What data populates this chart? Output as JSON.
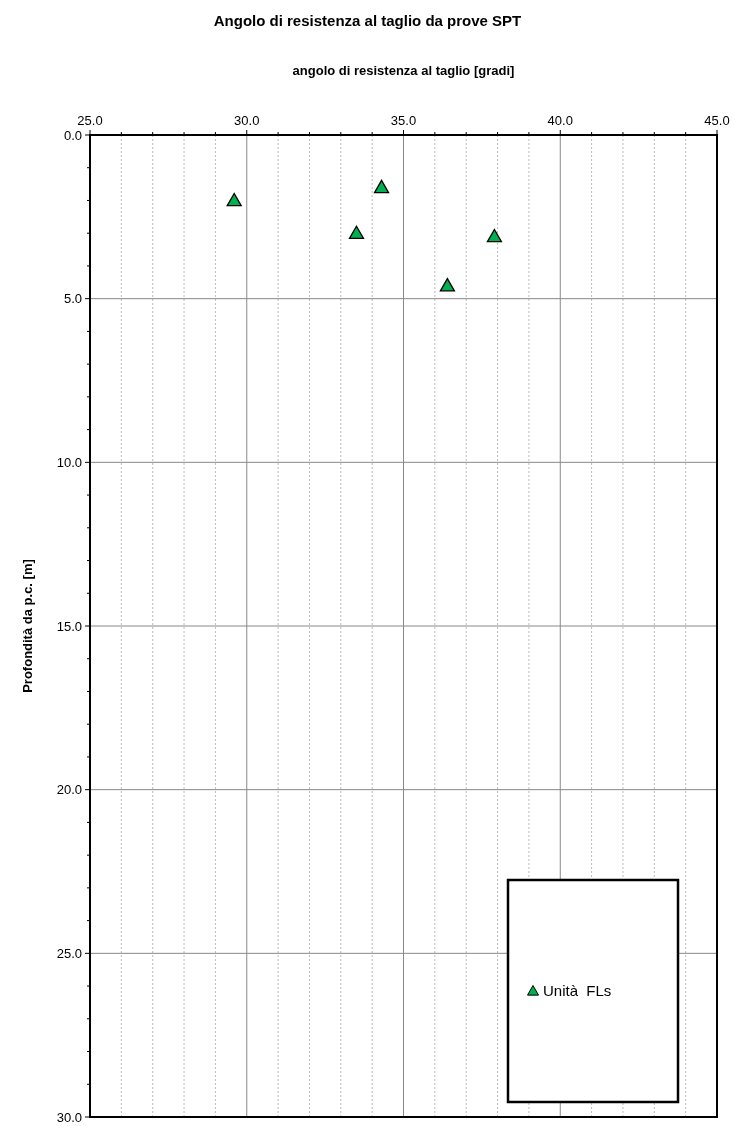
{
  "chart_data": {
    "type": "scatter",
    "title": "Angolo di resistenza al taglio da prove SPT",
    "xlabel": "angolo di resistenza al taglio [gradi]",
    "ylabel": "Profondità da p.c. [m]",
    "x": [
      29.6,
      34.3,
      33.5,
      37.9,
      36.4
    ],
    "series": [
      {
        "name": "Unità  FLs",
        "color": "#00b050",
        "values": [
          2.0,
          1.6,
          3.0,
          3.1,
          4.6
        ]
      }
    ],
    "xlim": [
      25,
      45
    ],
    "ylim": [
      30,
      0
    ],
    "xticks": [
      {
        "value": 25,
        "label": "25.0"
      },
      {
        "value": 26,
        "label": null
      },
      {
        "value": 27,
        "label": null
      },
      {
        "value": 28,
        "label": null
      },
      {
        "value": 29,
        "label": null
      },
      {
        "value": 30,
        "label": "30.0"
      },
      {
        "value": 31,
        "label": null
      },
      {
        "value": 32,
        "label": null
      },
      {
        "value": 33,
        "label": null
      },
      {
        "value": 34,
        "label": null
      },
      {
        "value": 35,
        "label": "35.0"
      },
      {
        "value": 36,
        "label": null
      },
      {
        "value": 37,
        "label": null
      },
      {
        "value": 38,
        "label": null
      },
      {
        "value": 39,
        "label": null
      },
      {
        "value": 40,
        "label": "40.0"
      },
      {
        "value": 41,
        "label": null
      },
      {
        "value": 42,
        "label": null
      },
      {
        "value": 43,
        "label": null
      },
      {
        "value": 44,
        "label": null
      },
      {
        "value": 45,
        "label": "45.0"
      }
    ],
    "yticks": [
      {
        "value": 0,
        "label": "0.0"
      },
      {
        "value": 1,
        "label": null
      },
      {
        "value": 2,
        "label": null
      },
      {
        "value": 3,
        "label": null
      },
      {
        "value": 4,
        "label": null
      },
      {
        "value": 5,
        "label": "5.0"
      },
      {
        "value": 6,
        "label": null
      },
      {
        "value": 7,
        "label": null
      },
      {
        "value": 8,
        "label": null
      },
      {
        "value": 9,
        "label": null
      },
      {
        "value": 10,
        "label": "10.0"
      },
      {
        "value": 11,
        "label": null
      },
      {
        "value": 12,
        "label": null
      },
      {
        "value": 13,
        "label": null
      },
      {
        "value": 14,
        "label": null
      },
      {
        "value": 15,
        "label": "15.0"
      },
      {
        "value": 16,
        "label": null
      },
      {
        "value": 17,
        "label": null
      },
      {
        "value": 18,
        "label": null
      },
      {
        "value": 19,
        "label": null
      },
      {
        "value": 20,
        "label": "20.0"
      },
      {
        "value": 21,
        "label": null
      },
      {
        "value": 22,
        "label": null
      },
      {
        "value": 23,
        "label": null
      },
      {
        "value": 24,
        "label": null
      },
      {
        "value": 25,
        "label": "25.0"
      },
      {
        "value": 26,
        "label": null
      },
      {
        "value": 27,
        "label": null
      },
      {
        "value": 28,
        "label": null
      },
      {
        "value": 29,
        "label": null
      },
      {
        "value": 30,
        "label": "30.0"
      }
    ],
    "grid": true,
    "legend": "bottom right",
    "marker": "triangle"
  }
}
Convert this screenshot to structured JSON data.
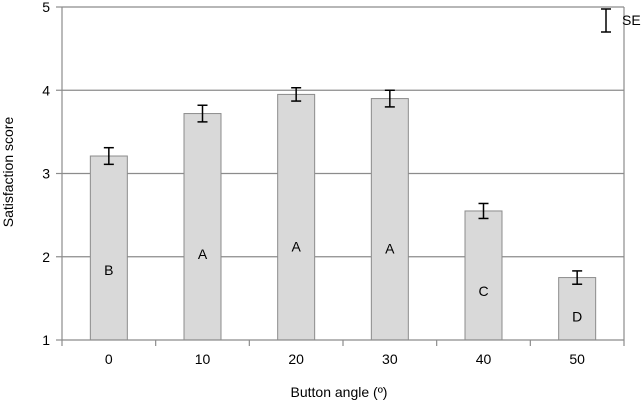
{
  "chart_data": {
    "type": "bar",
    "categories": [
      "0",
      "10",
      "20",
      "30",
      "40",
      "50"
    ],
    "values": [
      3.21,
      3.72,
      3.95,
      3.9,
      2.55,
      1.75
    ],
    "errors": [
      0.1,
      0.1,
      0.08,
      0.1,
      0.09,
      0.08
    ],
    "group_labels": [
      "B",
      "A",
      "A",
      "A",
      "C",
      "D"
    ],
    "xlabel": "Button angle (º)",
    "ylabel": "Satisfaction score",
    "ylim": [
      1,
      5
    ],
    "yticks": [
      "1",
      "2",
      "3",
      "4",
      "5"
    ],
    "grid": true,
    "legend": {
      "label": "SE",
      "placement": "top-right"
    },
    "colors": {
      "bar_fill": "#d9d9d9",
      "bar_stroke": "#8c8c8c",
      "grid": "#8c8c8c",
      "error": "#000000"
    }
  }
}
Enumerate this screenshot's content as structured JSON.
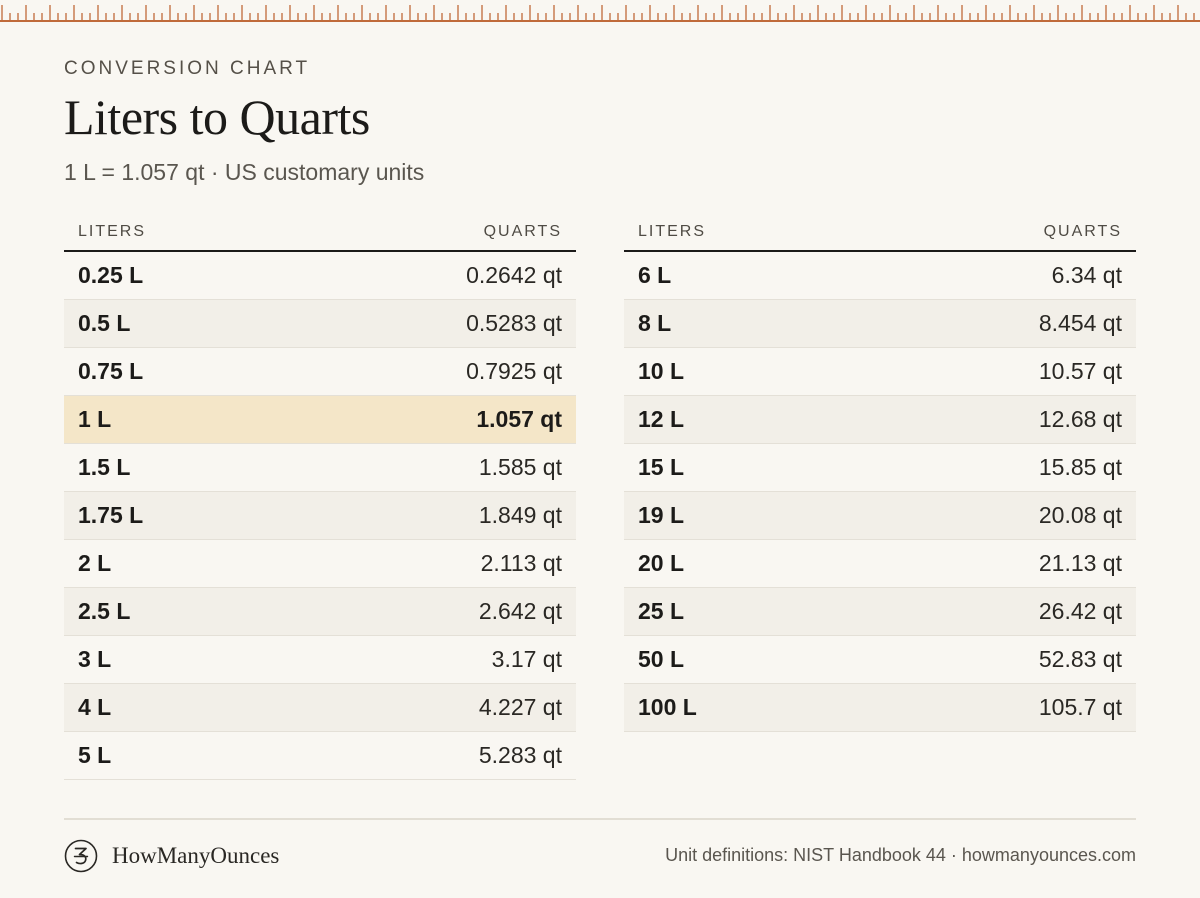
{
  "header": {
    "eyebrow": "CONVERSION CHART",
    "title": "Liters to Quarts",
    "subtitle": "1 L = 1.057 qt · US customary units"
  },
  "colors": {
    "ruler": "#c06a3a",
    "highlight": "#f4e6c8",
    "stripe": "#f2efe8",
    "background": "#f9f7f2"
  },
  "table": {
    "headers": {
      "liters": "LITERS",
      "quarts": "QUARTS"
    },
    "left_rows": [
      {
        "liters": "0.25 L",
        "quarts": "0.2642 qt"
      },
      {
        "liters": "0.5 L",
        "quarts": "0.5283 qt"
      },
      {
        "liters": "0.75 L",
        "quarts": "0.7925 qt"
      },
      {
        "liters": "1 L",
        "quarts": "1.057 qt",
        "highlight": true
      },
      {
        "liters": "1.5 L",
        "quarts": "1.585 qt"
      },
      {
        "liters": "1.75 L",
        "quarts": "1.849 qt"
      },
      {
        "liters": "2 L",
        "quarts": "2.113 qt"
      },
      {
        "liters": "2.5 L",
        "quarts": "2.642 qt"
      },
      {
        "liters": "3 L",
        "quarts": "3.17 qt"
      },
      {
        "liters": "4 L",
        "quarts": "4.227 qt"
      },
      {
        "liters": "5 L",
        "quarts": "5.283 qt"
      }
    ],
    "right_rows": [
      {
        "liters": "6 L",
        "quarts": "6.34 qt"
      },
      {
        "liters": "8 L",
        "quarts": "8.454 qt"
      },
      {
        "liters": "10 L",
        "quarts": "10.57 qt"
      },
      {
        "liters": "12 L",
        "quarts": "12.68 qt"
      },
      {
        "liters": "15 L",
        "quarts": "15.85 qt"
      },
      {
        "liters": "19 L",
        "quarts": "20.08 qt"
      },
      {
        "liters": "20 L",
        "quarts": "21.13 qt"
      },
      {
        "liters": "25 L",
        "quarts": "26.42 qt"
      },
      {
        "liters": "50 L",
        "quarts": "52.83 qt"
      },
      {
        "liters": "100 L",
        "quarts": "105.7 qt"
      }
    ]
  },
  "footer": {
    "brand_icon": "brand-logo-icon",
    "brand_name": "HowManyOunces",
    "source": "Unit definitions: NIST Handbook 44 · howmanyounces.com"
  }
}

----------------------------------------

[Task to carry out]:
How many lines of these entries hold the string "this"? Answer with the number alone.

[Task output]:
3